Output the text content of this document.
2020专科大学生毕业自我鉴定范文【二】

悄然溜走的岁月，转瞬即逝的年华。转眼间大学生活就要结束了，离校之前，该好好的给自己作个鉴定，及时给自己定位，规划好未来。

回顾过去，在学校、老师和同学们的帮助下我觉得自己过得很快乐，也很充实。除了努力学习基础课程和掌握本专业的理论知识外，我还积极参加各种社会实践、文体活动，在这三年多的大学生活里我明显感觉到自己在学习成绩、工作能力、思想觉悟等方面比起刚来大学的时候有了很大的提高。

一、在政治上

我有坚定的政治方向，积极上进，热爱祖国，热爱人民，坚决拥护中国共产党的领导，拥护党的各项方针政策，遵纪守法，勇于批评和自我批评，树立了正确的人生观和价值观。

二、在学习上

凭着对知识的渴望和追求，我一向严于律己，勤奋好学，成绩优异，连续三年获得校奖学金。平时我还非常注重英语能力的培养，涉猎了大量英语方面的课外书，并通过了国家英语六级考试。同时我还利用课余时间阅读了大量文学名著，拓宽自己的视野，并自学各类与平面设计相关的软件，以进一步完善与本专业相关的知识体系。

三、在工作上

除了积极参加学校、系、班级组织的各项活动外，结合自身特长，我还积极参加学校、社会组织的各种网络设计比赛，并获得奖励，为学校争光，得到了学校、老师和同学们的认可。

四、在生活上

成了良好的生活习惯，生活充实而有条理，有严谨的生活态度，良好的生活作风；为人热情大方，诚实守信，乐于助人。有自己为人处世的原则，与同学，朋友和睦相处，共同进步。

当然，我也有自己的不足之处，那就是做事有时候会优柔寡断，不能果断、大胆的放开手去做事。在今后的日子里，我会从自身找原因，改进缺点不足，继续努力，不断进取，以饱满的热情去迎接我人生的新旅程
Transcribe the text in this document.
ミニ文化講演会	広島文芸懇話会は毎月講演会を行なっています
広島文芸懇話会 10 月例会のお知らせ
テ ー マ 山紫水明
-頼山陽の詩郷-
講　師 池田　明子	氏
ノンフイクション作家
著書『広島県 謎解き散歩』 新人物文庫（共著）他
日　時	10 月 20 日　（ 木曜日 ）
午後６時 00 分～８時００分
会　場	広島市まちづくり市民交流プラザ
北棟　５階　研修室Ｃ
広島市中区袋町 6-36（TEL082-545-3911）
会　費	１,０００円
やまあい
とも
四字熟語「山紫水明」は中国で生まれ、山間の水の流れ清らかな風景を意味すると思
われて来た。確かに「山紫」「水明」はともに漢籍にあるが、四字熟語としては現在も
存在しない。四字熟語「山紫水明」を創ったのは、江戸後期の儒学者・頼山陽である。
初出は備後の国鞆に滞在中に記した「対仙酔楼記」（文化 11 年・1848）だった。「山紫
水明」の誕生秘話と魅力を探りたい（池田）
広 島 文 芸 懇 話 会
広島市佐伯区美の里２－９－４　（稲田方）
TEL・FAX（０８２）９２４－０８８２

# [Work required]
Output all records verbatim.

# [Finished exercise]
Output the text content of this document.
2020专科大学生毕业自我鉴定范文【二】

悄然溜走的岁月，转瞬即逝的年华。转眼间大学生活就要结束了，离校之前，该好好的给自己作个鉴定，及时给自己定位，规划好未来。

回顾过去，在学校、老师和同学们的帮助下我觉得自己过得很快乐，也很充实。除了努力学习基础课程和掌握本专业的理论知识外，我还积极参加各种社会实践、文体活动，在这三年多的大学生活里我明显感觉到自己在学习成绩、工作能力、思想觉悟等方面比起刚来大学的时候有了很大的提高。

一、在政治上

我有坚定的政治方向，积极上进，热爱祖国，热爱人民，坚决拥护中国共产党的领导，拥护党的各项方针政策，遵纪守法，勇于批评和自我批评，树立了正确的人生观和价值观。

二、在学习上

凭着对知识的渴望和追求，我一向严于律己，勤奋好学，成绩优异，连续三年获得校奖学金。平时我还非常注重英语能力的培养，涉猎了大量英语方面的课外书，并通过了国家英语六级考试。同时我还利用课余时间阅读了大量文学名著，拓宽自己的视野，并自学各类与平面设计相关的软件，以进一步完善与本专业相关的知识体系。

三、在工作上

除了积极参加学校、系、班级组织的各项活动外，结合自身特长，我还积极参加学校、社会组织的各种网络设计比赛，并获得奖励，为学校争光，得到了学校、老师和同学们的认可。

四、在生活上

成了良好的生活习惯，生活充实而有条理，有严谨的生活态度，良好的生活作风；为人热情大方，诚实守信，乐于助人。有自己为人处世的原则，与同学，朋友和睦相处，共同进步。

当然，我也有自己的不足之处，那就是做事有时候会优柔寡断，不能果断、大胆的放开手去做事。在今后的日子里，我会从自身找原因，改进缺点不足，继续努力，不断进取，以饱满的热情去迎接我人生的新旅程
Transcribe the text in this document.
ミニ文化講演会	広島文芸懇話会は毎月講演会を行なっています
広島文芸懇話会 10 月例会のお知らせ
テ ー マ 山紫水明
-頼山陽の詩郷-
講　師 池田　明子	氏
ノンフイクション作家
著書『広島県 謎解き散歩』 新人物文庫（共著）他
日　時	10 月 20 日　（ 木曜日 ）
午後６時 00 分～８時００分
会　場	広島市まちづくり市民交流プラザ
北棟　５階　研修室Ｃ
広島市中区袋町 6-36（TEL082-545-3911）
会　費	１,０００円
やまあい
とも
四字熟語「山紫水明」は中国で生まれ、山間の水の流れ清らかな風景を意味すると思
われて来た。確かに「山紫」「水明」はともに漢籍にあるが、四字熟語としては現在も
存在しない。四字熟語「山紫水明」を創ったのは、江戸後期の儒学者・頼山陽である。
初出は備後の国鞆に滞在中に記した「対仙酔楼記」（文化 11 年・1848）だった。「山紫
水明」の誕生秘話と魅力を探りたい（池田）
広 島 文 芸 懇 話 会
広島市佐伯区美の里２－９－４　（稲田方）
TEL・FAX（０８２）９２４－０８８２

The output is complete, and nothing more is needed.